> [Task brief]
All records must be quoted exactly. Omit the pictures.

> [Data supplied]

━━━━━━

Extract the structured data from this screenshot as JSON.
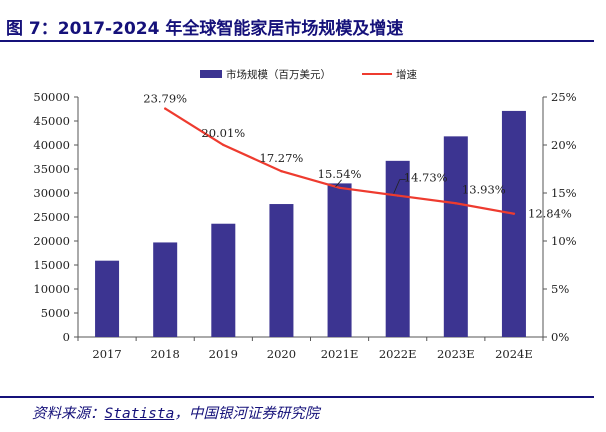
{
  "figure": {
    "title": "图 7：2017-2024 年全球智能家居市场规模及增速",
    "source_label": "资料来源：",
    "source_name": "Statista",
    "source_rest": "，中国银河证券研究院"
  },
  "colors": {
    "bar": "#3c3491",
    "line": "#ee3b2f",
    "title": "#15117a"
  },
  "chart_data": {
    "type": "bar",
    "categories": [
      "2017",
      "2018",
      "2019",
      "2020",
      "2021E",
      "2022E",
      "2023E",
      "2024E"
    ],
    "series": [
      {
        "name": "市场规模（百万美元）",
        "type": "bar",
        "axis": "left",
        "values": [
          15900,
          19700,
          23600,
          27700,
          32000,
          36700,
          41800,
          47100
        ]
      },
      {
        "name": "增速",
        "type": "line",
        "axis": "right",
        "values": [
          null,
          23.79,
          20.01,
          17.27,
          15.54,
          14.73,
          13.93,
          12.84
        ],
        "labels": [
          null,
          "23.79%",
          "20.01%",
          "17.27%",
          "15.54%",
          "14.73%",
          "13.93%",
          "12.84%"
        ]
      }
    ],
    "ylim_left": [
      0,
      50000
    ],
    "yticks_left": [
      "0",
      "5000",
      "10000",
      "15000",
      "20000",
      "25000",
      "30000",
      "35000",
      "40000",
      "45000",
      "50000"
    ],
    "ylim_right": [
      0,
      25
    ],
    "yticks_right": [
      "0%",
      "5%",
      "10%",
      "15%",
      "20%",
      "25%"
    ],
    "legend_position": "top",
    "grid": false
  }
}
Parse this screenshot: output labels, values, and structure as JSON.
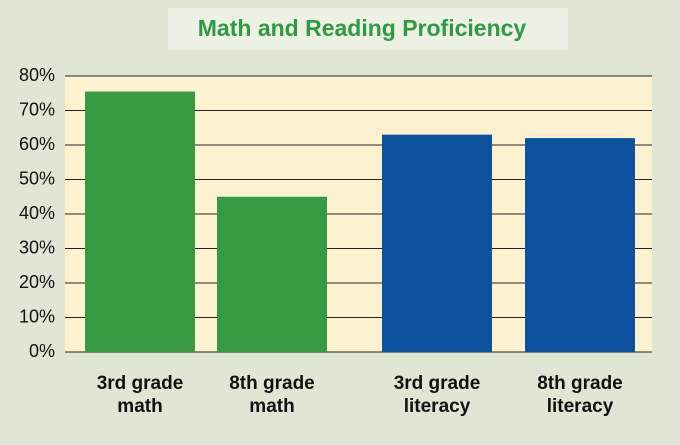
{
  "chart_data": {
    "type": "bar",
    "title": "Math and Reading Proficiency",
    "categories": [
      "3rd grade math",
      "8th grade math",
      "3rd grade literacy",
      "8th grade literacy"
    ],
    "values": [
      75.5,
      45,
      63,
      62
    ],
    "colors": [
      "#359a41",
      "#359a41",
      "#0b519e",
      "#0b519e"
    ],
    "ylim": [
      0,
      80
    ],
    "yticks": [
      {
        "value": 0,
        "label": "0%"
      },
      {
        "value": 10,
        "label": "10%"
      },
      {
        "value": 20,
        "label": "20%"
      },
      {
        "value": 30,
        "label": "30%"
      },
      {
        "value": 40,
        "label": "40%"
      },
      {
        "value": 50,
        "label": "50%"
      },
      {
        "value": 60,
        "label": "60%"
      },
      {
        "value": 70,
        "label": "70%"
      },
      {
        "value": 80,
        "label": "80%"
      }
    ],
    "grid": true
  }
}
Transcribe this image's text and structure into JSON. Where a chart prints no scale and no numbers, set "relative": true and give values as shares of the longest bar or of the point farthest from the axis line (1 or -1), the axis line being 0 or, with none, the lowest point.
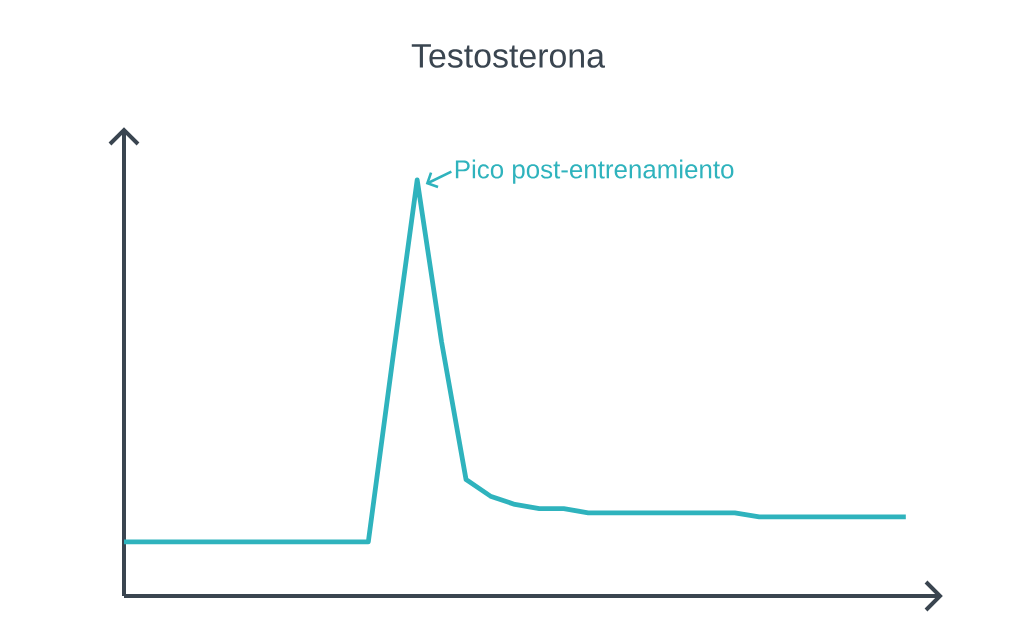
{
  "chart_data": {
    "type": "line",
    "title": "Testosterona",
    "relative": true,
    "color": "#2fb3bd",
    "categories": [
      null,
      null,
      null,
      null,
      null,
      null,
      null,
      null,
      null,
      null,
      null,
      null,
      null,
      null,
      null,
      null,
      null,
      null,
      null,
      null,
      null,
      null,
      null,
      null,
      null,
      null,
      null,
      null,
      null,
      null,
      null,
      null,
      null
    ],
    "values": [
      0.13,
      0.13,
      0.13,
      0.13,
      0.13,
      0.13,
      0.13,
      0.13,
      0.13,
      0.13,
      0.13,
      0.57,
      1,
      0.61,
      0.28,
      0.24,
      0.22,
      0.21,
      0.21,
      0.2,
      0.2,
      0.2,
      0.2,
      0.2,
      0.2,
      0.2,
      0.19,
      0.19,
      0.19,
      0.19,
      0.19,
      0.19,
      0.19
    ],
    "annotations": [
      "Pico post-entrenamiento"
    ]
  }
}
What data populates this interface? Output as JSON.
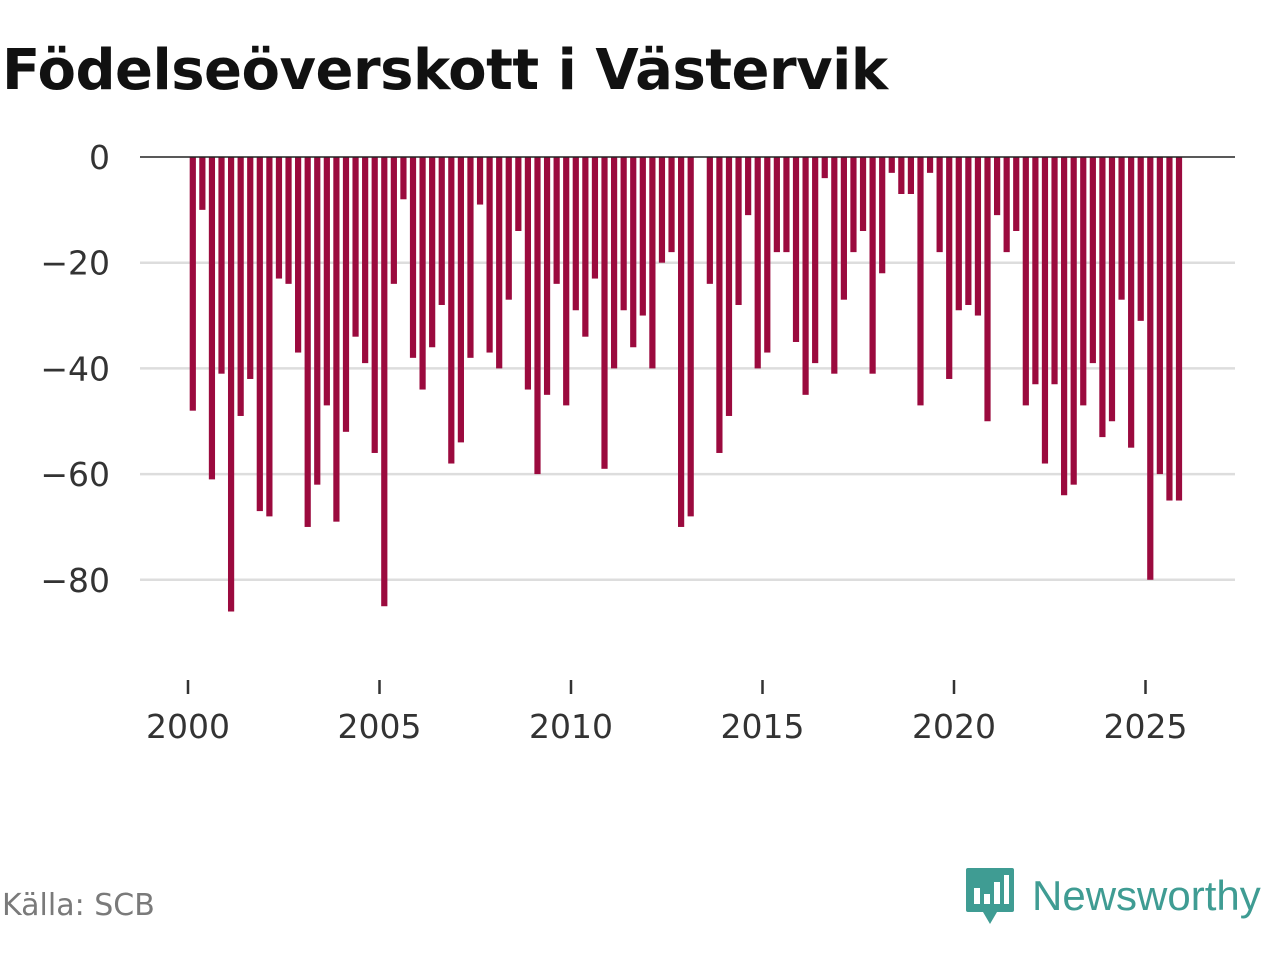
{
  "title": "Födelseöverskott i Västervik",
  "source": "Källa: SCB",
  "brand": {
    "name": "Newsworthy",
    "icon": "newsworthy-logo-icon",
    "color": "#3f9c93"
  },
  "chart_data": {
    "type": "bar",
    "title": "Födelseöverskott i Västervik",
    "xlabel": "",
    "ylabel": "",
    "frequency": "quarterly",
    "start": "2000-Q1",
    "bar_color": "#9b0a3e",
    "ylim": [
      -97,
      0
    ],
    "y_ticks": [
      0,
      -20,
      -40,
      -60,
      -80
    ],
    "y_tick_labels": [
      "0",
      "−20",
      "−40",
      "−60",
      "−80"
    ],
    "x_ticks": [
      2000,
      2005,
      2010,
      2015,
      2020,
      2025
    ],
    "x_tick_labels": [
      "2000",
      "2005",
      "2010",
      "2015",
      "2020",
      "2025"
    ],
    "grid": true,
    "values": [
      -48,
      -10,
      -61,
      -41,
      -86,
      -49,
      -42,
      -67,
      -68,
      -23,
      -24,
      -37,
      -70,
      -62,
      -47,
      -69,
      -52,
      -34,
      -39,
      -56,
      -85,
      -24,
      -8,
      -38,
      -44,
      -36,
      -28,
      -58,
      -54,
      -38,
      -9,
      -37,
      -40,
      -27,
      -14,
      -44,
      -60,
      -45,
      -24,
      -47,
      -29,
      -34,
      -23,
      -59,
      -40,
      -29,
      -36,
      -30,
      -40,
      -20,
      -18,
      -70,
      -68,
      0,
      -24,
      -56,
      -49,
      -28,
      -11,
      -40,
      -37,
      -18,
      -18,
      -35,
      -45,
      -39,
      -4,
      -41,
      -27,
      -18,
      -14,
      -41,
      -22,
      -3,
      -7,
      -7,
      -47,
      -3,
      -18,
      -42,
      -29,
      -28,
      -30,
      -50,
      -11,
      -18,
      -14,
      -47,
      -43,
      -58,
      -43,
      -64,
      -62,
      -47,
      -39,
      -53,
      -50,
      -27,
      -55,
      -31,
      -80,
      -60,
      -65,
      -65
    ]
  }
}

━━━━━━

> [Solution for this problem]
Extract the structured data from this screenshot as JSON.
{
  "figure": {
    "title": "图 7：2017-2024 年全球智能家居市场规模及增速",
    "source_label": "资料来源：",
    "source_name": "Statista",
    "source_rest": "，中国银河证券研究院"
  },
  "colors": {
    "bar": "#3c3491",
    "line": "#ee3b2f",
    "title": "#15117a"
  },
  "chart_data": {
    "type": "bar",
    "categories": [
      "2017",
      "2018",
      "2019",
      "2020",
      "2021E",
      "2022E",
      "2023E",
      "2024E"
    ],
    "series": [
      {
        "name": "市场规模（百万美元）",
        "type": "bar",
        "axis": "left",
        "values": [
          15900,
          19700,
          23600,
          27700,
          32000,
          36700,
          41800,
          47100
        ]
      },
      {
        "name": "增速",
        "type": "line",
        "axis": "right",
        "values": [
          null,
          23.79,
          20.01,
          17.27,
          15.54,
          14.73,
          13.93,
          12.84
        ],
        "labels": [
          null,
          "23.79%",
          "20.01%",
          "17.27%",
          "15.54%",
          "14.73%",
          "13.93%",
          "12.84%"
        ]
      }
    ],
    "ylim_left": [
      0,
      50000
    ],
    "yticks_left": [
      "0",
      "5000",
      "10000",
      "15000",
      "20000",
      "25000",
      "30000",
      "35000",
      "40000",
      "45000",
      "50000"
    ],
    "ylim_right": [
      0,
      25
    ],
    "yticks_right": [
      "0%",
      "5%",
      "10%",
      "15%",
      "20%",
      "25%"
    ],
    "legend_position": "top",
    "grid": false
  }
}
Parse this screenshot: output labels, values, and structure as JSON.
{
  "chart_data": {
    "type": "bar",
    "title": "Math and Reading Proficiency",
    "categories": [
      "3rd grade math",
      "8th grade math",
      "3rd grade literacy",
      "8th grade literacy"
    ],
    "values": [
      75.5,
      45,
      63,
      62
    ],
    "colors": [
      "#359a41",
      "#359a41",
      "#0b519e",
      "#0b519e"
    ],
    "ylim": [
      0,
      80
    ],
    "yticks": [
      {
        "value": 0,
        "label": "0%"
      },
      {
        "value": 10,
        "label": "10%"
      },
      {
        "value": 20,
        "label": "20%"
      },
      {
        "value": 30,
        "label": "30%"
      },
      {
        "value": 40,
        "label": "40%"
      },
      {
        "value": 50,
        "label": "50%"
      },
      {
        "value": 60,
        "label": "60%"
      },
      {
        "value": 70,
        "label": "70%"
      },
      {
        "value": 80,
        "label": "80%"
      }
    ],
    "grid": true
  }
}
Transcribe this image's text and structure into JSON. Where a chart prints no scale and no numbers, set "relative": true and give values as shares of the longest bar or of the point farthest from the axis line (1 or -1), the axis line being 0 or, with none, the lowest point.
{
  "chart_data": {
    "type": "line",
    "title": "Testosterona",
    "relative": true,
    "color": "#2fb3bd",
    "categories": [
      null,
      null,
      null,
      null,
      null,
      null,
      null,
      null,
      null,
      null,
      null,
      null,
      null,
      null,
      null,
      null,
      null,
      null,
      null,
      null,
      null,
      null,
      null,
      null,
      null,
      null,
      null,
      null,
      null,
      null,
      null,
      null,
      null
    ],
    "values": [
      0.13,
      0.13,
      0.13,
      0.13,
      0.13,
      0.13,
      0.13,
      0.13,
      0.13,
      0.13,
      0.13,
      0.57,
      1,
      0.61,
      0.28,
      0.24,
      0.22,
      0.21,
      0.21,
      0.2,
      0.2,
      0.2,
      0.2,
      0.2,
      0.2,
      0.2,
      0.19,
      0.19,
      0.19,
      0.19,
      0.19,
      0.19,
      0.19
    ],
    "annotations": [
      "Pico post-entrenamiento"
    ]
  }
}
What data populates this interface? Output as JSON.
{
  "title": "Födelseöverskott i Västervik",
  "source": "Källa: SCB",
  "brand": {
    "name": "Newsworthy",
    "icon": "newsworthy-logo-icon",
    "color": "#3f9c93"
  },
  "chart_data": {
    "type": "bar",
    "title": "Födelseöverskott i Västervik",
    "xlabel": "",
    "ylabel": "",
    "frequency": "quarterly",
    "start": "2000-Q1",
    "bar_color": "#9b0a3e",
    "ylim": [
      -97,
      0
    ],
    "y_ticks": [
      0,
      -20,
      -40,
      -60,
      -80
    ],
    "y_tick_labels": [
      "0",
      "−20",
      "−40",
      "−60",
      "−80"
    ],
    "x_ticks": [
      2000,
      2005,
      2010,
      2015,
      2020,
      2025
    ],
    "x_tick_labels": [
      "2000",
      "2005",
      "2010",
      "2015",
      "2020",
      "2025"
    ],
    "grid": true,
    "values": [
      -48,
      -10,
      -61,
      -41,
      -86,
      -49,
      -42,
      -67,
      -68,
      -23,
      -24,
      -37,
      -70,
      -62,
      -47,
      -69,
      -52,
      -34,
      -39,
      -56,
      -85,
      -24,
      -8,
      -38,
      -44,
      -36,
      -28,
      -58,
      -54,
      -38,
      -9,
      -37,
      -40,
      -27,
      -14,
      -44,
      -60,
      -45,
      -24,
      -47,
      -29,
      -34,
      -23,
      -59,
      -40,
      -29,
      -36,
      -30,
      -40,
      -20,
      -18,
      -70,
      -68,
      0,
      -24,
      -56,
      -49,
      -28,
      -11,
      -40,
      -37,
      -18,
      -18,
      -35,
      -45,
      -39,
      -4,
      -41,
      -27,
      -18,
      -14,
      -41,
      -22,
      -3,
      -7,
      -7,
      -47,
      -3,
      -18,
      -42,
      -29,
      -28,
      -30,
      -50,
      -11,
      -18,
      -14,
      -47,
      -43,
      -58,
      -43,
      -64,
      -62,
      -47,
      -39,
      -53,
      -50,
      -27,
      -55,
      -31,
      -80,
      -60,
      -65,
      -65
    ]
  }
}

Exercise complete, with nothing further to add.